_CHALLENGE_
Write out each entry, exactly the way it appears.

[Entries taken from a collection]

───

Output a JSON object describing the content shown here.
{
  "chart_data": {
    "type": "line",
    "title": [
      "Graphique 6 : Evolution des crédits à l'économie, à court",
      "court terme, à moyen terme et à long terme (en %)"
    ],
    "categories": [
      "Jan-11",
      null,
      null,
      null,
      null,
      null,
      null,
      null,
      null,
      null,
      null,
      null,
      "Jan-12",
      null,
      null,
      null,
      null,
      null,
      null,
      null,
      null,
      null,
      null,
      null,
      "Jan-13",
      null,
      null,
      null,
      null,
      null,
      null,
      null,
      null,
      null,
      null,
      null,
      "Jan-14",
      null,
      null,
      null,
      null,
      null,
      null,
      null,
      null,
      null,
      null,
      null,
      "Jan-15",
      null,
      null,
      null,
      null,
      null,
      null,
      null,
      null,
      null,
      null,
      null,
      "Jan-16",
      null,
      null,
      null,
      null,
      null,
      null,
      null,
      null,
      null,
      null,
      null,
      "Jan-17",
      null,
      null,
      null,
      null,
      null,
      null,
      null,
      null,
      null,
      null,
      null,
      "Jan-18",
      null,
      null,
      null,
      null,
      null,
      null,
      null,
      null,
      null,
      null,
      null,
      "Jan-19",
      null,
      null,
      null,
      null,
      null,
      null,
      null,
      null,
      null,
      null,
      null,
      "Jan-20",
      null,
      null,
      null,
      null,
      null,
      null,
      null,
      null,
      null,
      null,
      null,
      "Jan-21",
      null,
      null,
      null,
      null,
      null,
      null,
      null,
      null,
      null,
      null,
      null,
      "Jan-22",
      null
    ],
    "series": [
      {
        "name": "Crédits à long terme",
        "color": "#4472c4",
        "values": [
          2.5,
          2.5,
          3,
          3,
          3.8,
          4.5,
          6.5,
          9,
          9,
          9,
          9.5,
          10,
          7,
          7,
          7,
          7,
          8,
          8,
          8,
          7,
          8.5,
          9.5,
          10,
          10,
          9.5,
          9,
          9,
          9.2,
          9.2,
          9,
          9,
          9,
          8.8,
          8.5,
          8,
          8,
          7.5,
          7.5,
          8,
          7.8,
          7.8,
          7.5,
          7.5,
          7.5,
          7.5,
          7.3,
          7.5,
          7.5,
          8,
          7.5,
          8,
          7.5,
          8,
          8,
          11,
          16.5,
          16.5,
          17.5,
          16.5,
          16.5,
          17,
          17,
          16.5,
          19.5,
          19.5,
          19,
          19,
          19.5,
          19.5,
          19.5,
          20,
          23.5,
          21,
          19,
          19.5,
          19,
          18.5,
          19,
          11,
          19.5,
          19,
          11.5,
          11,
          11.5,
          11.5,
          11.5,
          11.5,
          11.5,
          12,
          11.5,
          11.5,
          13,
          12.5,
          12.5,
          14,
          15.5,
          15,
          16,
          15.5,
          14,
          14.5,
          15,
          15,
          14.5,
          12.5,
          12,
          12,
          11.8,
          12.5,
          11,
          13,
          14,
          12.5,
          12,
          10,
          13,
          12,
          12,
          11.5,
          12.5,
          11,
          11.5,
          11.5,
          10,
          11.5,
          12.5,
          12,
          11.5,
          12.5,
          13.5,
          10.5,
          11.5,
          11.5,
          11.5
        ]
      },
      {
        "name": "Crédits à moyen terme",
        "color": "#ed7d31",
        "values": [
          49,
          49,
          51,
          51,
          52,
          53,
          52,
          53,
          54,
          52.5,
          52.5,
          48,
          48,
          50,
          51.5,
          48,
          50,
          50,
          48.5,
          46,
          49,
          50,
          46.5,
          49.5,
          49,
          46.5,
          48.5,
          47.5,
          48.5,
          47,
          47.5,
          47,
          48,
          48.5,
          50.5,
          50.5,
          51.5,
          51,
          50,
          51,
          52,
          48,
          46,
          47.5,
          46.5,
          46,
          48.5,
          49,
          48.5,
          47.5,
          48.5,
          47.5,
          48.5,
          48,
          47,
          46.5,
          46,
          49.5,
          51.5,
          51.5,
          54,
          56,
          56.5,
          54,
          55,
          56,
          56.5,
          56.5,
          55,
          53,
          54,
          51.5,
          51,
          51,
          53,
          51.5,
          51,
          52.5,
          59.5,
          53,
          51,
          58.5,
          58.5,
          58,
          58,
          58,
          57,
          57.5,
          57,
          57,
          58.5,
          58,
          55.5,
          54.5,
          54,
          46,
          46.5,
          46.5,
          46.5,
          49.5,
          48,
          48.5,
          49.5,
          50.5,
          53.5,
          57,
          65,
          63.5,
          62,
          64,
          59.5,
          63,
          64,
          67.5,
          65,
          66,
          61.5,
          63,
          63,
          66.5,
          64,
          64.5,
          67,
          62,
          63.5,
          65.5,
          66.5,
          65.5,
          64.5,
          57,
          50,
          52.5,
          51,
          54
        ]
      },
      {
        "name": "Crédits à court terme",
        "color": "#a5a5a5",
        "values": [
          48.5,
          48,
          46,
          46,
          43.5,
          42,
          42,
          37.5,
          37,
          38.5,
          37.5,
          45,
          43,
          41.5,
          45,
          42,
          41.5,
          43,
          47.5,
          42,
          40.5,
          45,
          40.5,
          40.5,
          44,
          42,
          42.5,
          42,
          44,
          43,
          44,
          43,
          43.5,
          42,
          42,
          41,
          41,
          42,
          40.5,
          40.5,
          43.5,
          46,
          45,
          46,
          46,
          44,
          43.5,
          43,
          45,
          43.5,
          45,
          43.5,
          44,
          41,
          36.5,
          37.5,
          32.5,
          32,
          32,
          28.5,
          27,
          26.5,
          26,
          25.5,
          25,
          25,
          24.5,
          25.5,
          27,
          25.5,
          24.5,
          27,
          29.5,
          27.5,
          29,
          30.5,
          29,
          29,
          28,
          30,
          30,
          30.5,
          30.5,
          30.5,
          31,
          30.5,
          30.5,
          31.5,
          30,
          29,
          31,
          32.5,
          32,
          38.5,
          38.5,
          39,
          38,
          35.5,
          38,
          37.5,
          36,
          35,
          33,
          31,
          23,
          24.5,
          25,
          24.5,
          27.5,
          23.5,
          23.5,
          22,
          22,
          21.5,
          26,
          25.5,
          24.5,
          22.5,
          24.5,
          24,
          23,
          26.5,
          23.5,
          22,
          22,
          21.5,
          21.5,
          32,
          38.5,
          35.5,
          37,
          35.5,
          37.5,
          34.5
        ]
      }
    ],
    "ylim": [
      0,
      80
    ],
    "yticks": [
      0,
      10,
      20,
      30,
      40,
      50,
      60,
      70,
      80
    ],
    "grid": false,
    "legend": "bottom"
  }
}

───

_EXERCISE RESULT_
Output a JSON object describing the content shown here.
{
  "chart_data": {
    "type": "line",
    "title": [
      "Graphique 6 : Evolution des crédits à l'économie, à court",
      "court terme, à moyen terme et à long terme (en %)"
    ],
    "categories": [
      "Jan-11",
      null,
      null,
      null,
      null,
      null,
      null,
      null,
      null,
      null,
      null,
      null,
      "Jan-12",
      null,
      null,
      null,
      null,
      null,
      null,
      null,
      null,
      null,
      null,
      null,
      "Jan-13",
      null,
      null,
      null,
      null,
      null,
      null,
      null,
      null,
      null,
      null,
      null,
      "Jan-14",
      null,
      null,
      null,
      null,
      null,
      null,
      null,
      null,
      null,
      null,
      null,
      "Jan-15",
      null,
      null,
      null,
      null,
      null,
      null,
      null,
      null,
      null,
      null,
      null,
      "Jan-16",
      null,
      null,
      null,
      null,
      null,
      null,
      null,
      null,
      null,
      null,
      null,
      "Jan-17",
      null,
      null,
      null,
      null,
      null,
      null,
      null,
      null,
      null,
      null,
      null,
      "Jan-18",
      null,
      null,
      null,
      null,
      null,
      null,
      null,
      null,
      null,
      null,
      null,
      "Jan-19",
      null,
      null,
      null,
      null,
      null,
      null,
      null,
      null,
      null,
      null,
      null,
      "Jan-20",
      null,
      null,
      null,
      null,
      null,
      null,
      null,
      null,
      null,
      null,
      null,
      "Jan-21",
      null,
      null,
      null,
      null,
      null,
      null,
      null,
      null,
      null,
      null,
      null,
      "Jan-22",
      null
    ],
    "series": [
      {
        "name": "Crédits à long terme",
        "color": "#4472c4",
        "values": [
          2.5,
          2.5,
          3,
          3,
          3.8,
          4.5,
          6.5,
          9,
          9,
          9,
          9.5,
          10,
          7,
          7,
          7,
          7,
          8,
          8,
          8,
          7,
          8.5,
          9.5,
          10,
          10,
          9.5,
          9,
          9,
          9.2,
          9.2,
          9,
          9,
          9,
          8.8,
          8.5,
          8,
          8,
          7.5,
          7.5,
          8,
          7.8,
          7.8,
          7.5,
          7.5,
          7.5,
          7.5,
          7.3,
          7.5,
          7.5,
          8,
          7.5,
          8,
          7.5,
          8,
          8,
          11,
          16.5,
          16.5,
          17.5,
          16.5,
          16.5,
          17,
          17,
          16.5,
          19.5,
          19.5,
          19,
          19,
          19.5,
          19.5,
          19.5,
          20,
          23.5,
          21,
          19,
          19.5,
          19,
          18.5,
          19,
          11,
          19.5,
          19,
          11.5,
          11,
          11.5,
          11.5,
          11.5,
          11.5,
          11.5,
          12,
          11.5,
          11.5,
          13,
          12.5,
          12.5,
          14,
          15.5,
          15,
          16,
          15.5,
          14,
          14.5,
          15,
          15,
          14.5,
          12.5,
          12,
          12,
          11.8,
          12.5,
          11,
          13,
          14,
          12.5,
          12,
          10,
          13,
          12,
          12,
          11.5,
          12.5,
          11,
          11.5,
          11.5,
          10,
          11.5,
          12.5,
          12,
          11.5,
          12.5,
          13.5,
          10.5,
          11.5,
          11.5,
          11.5
        ]
      },
      {
        "name": "Crédits à moyen terme",
        "color": "#ed7d31",
        "values": [
          49,
          49,
          51,
          51,
          52,
          53,
          52,
          53,
          54,
          52.5,
          52.5,
          48,
          48,
          50,
          51.5,
          48,
          50,
          50,
          48.5,
          46,
          49,
          50,
          46.5,
          49.5,
          49,
          46.5,
          48.5,
          47.5,
          48.5,
          47,
          47.5,
          47,
          48,
          48.5,
          50.5,
          50.5,
          51.5,
          51,
          50,
          51,
          52,
          48,
          46,
          47.5,
          46.5,
          46,
          48.5,
          49,
          48.5,
          47.5,
          48.5,
          47.5,
          48.5,
          48,
          47,
          46.5,
          46,
          49.5,
          51.5,
          51.5,
          54,
          56,
          56.5,
          54,
          55,
          56,
          56.5,
          56.5,
          55,
          53,
          54,
          51.5,
          51,
          51,
          53,
          51.5,
          51,
          52.5,
          59.5,
          53,
          51,
          58.5,
          58.5,
          58,
          58,
          58,
          57,
          57.5,
          57,
          57,
          58.5,
          58,
          55.5,
          54.5,
          54,
          46,
          46.5,
          46.5,
          46.5,
          49.5,
          48,
          48.5,
          49.5,
          50.5,
          53.5,
          57,
          65,
          63.5,
          62,
          64,
          59.5,
          63,
          64,
          67.5,
          65,
          66,
          61.5,
          63,
          63,
          66.5,
          64,
          64.5,
          67,
          62,
          63.5,
          65.5,
          66.5,
          65.5,
          64.5,
          57,
          50,
          52.5,
          51,
          54
        ]
      },
      {
        "name": "Crédits à court terme",
        "color": "#a5a5a5",
        "values": [
          48.5,
          48,
          46,
          46,
          43.5,
          42,
          42,
          37.5,
          37,
          38.5,
          37.5,
          45,
          43,
          41.5,
          45,
          42,
          41.5,
          43,
          47.5,
          42,
          40.5,
          45,
          40.5,
          40.5,
          44,
          42,
          42.5,
          42,
          44,
          43,
          44,
          43,
          43.5,
          42,
          42,
          41,
          41,
          42,
          40.5,
          40.5,
          43.5,
          46,
          45,
          46,
          46,
          44,
          43.5,
          43,
          45,
          43.5,
          45,
          43.5,
          44,
          41,
          36.5,
          37.5,
          32.5,
          32,
          32,
          28.5,
          27,
          26.5,
          26,
          25.5,
          25,
          25,
          24.5,
          25.5,
          27,
          25.5,
          24.5,
          27,
          29.5,
          27.5,
          29,
          30.5,
          29,
          29,
          28,
          30,
          30,
          30.5,
          30.5,
          30.5,
          31,
          30.5,
          30.5,
          31.5,
          30,
          29,
          31,
          32.5,
          32,
          38.5,
          38.5,
          39,
          38,
          35.5,
          38,
          37.5,
          36,
          35,
          33,
          31,
          23,
          24.5,
          25,
          24.5,
          27.5,
          23.5,
          23.5,
          22,
          22,
          21.5,
          26,
          25.5,
          24.5,
          22.5,
          24.5,
          24,
          23,
          26.5,
          23.5,
          22,
          22,
          21.5,
          21.5,
          32,
          38.5,
          35.5,
          37,
          35.5,
          37.5,
          34.5
        ]
      }
    ],
    "ylim": [
      0,
      80
    ],
    "yticks": [
      0,
      10,
      20,
      30,
      40,
      50,
      60,
      70,
      80
    ],
    "grid": false,
    "legend": "bottom"
  }
}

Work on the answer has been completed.